## Start Data supplied

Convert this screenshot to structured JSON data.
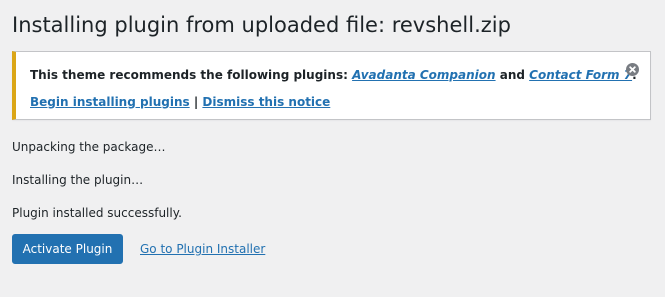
{
  "page": {
    "title": "Installing plugin from uploaded file: revshell.zip"
  },
  "notice": {
    "prefix": "This theme recommends the following plugins: ",
    "plugin1": "Avadanta Companion",
    "conjunction": " and ",
    "plugin2": "Contact Form 7",
    "suffix": ".",
    "begin_installing": "Begin installing plugins",
    "separator": " | ",
    "dismiss_notice": "Dismiss this notice",
    "border_color": "#dba617",
    "dismiss_icon": "close-circle-icon"
  },
  "steps": {
    "unpacking": "Unpacking the package…",
    "installing": "Installing the plugin…",
    "success": "Plugin installed successfully."
  },
  "actions": {
    "activate_label": "Activate Plugin",
    "installer_link": "Go to Plugin Installer"
  },
  "colors": {
    "accent": "#2271b1",
    "background": "#f0f0f1"
  }
}
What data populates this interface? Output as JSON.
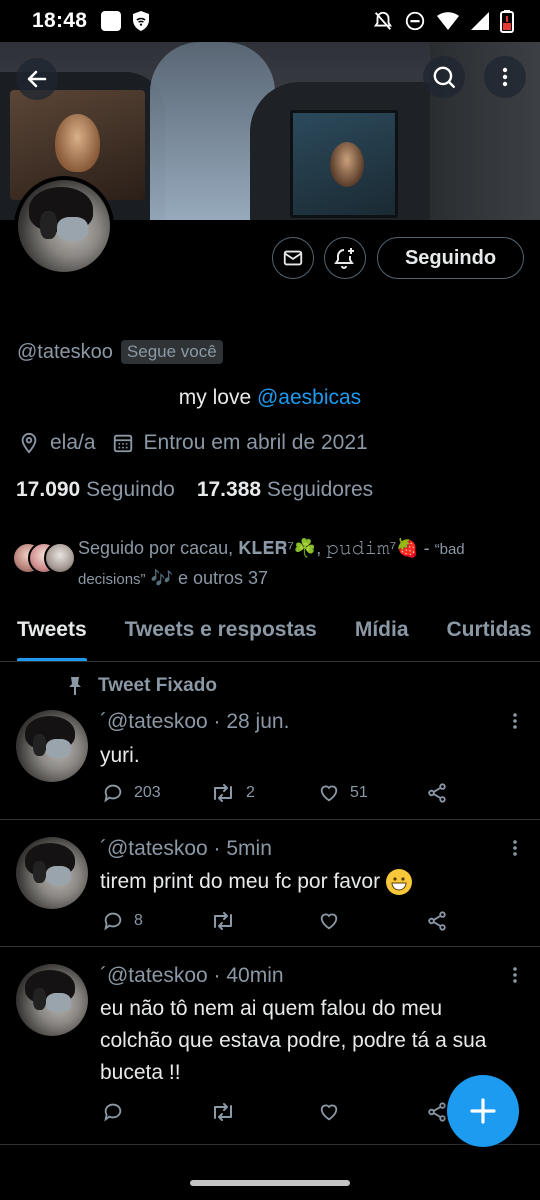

## End Data supplied

== Task description ==
Look through the records above and report how many lines hold the word "JSON", giving only the number.

== Solution for this exercise ==
2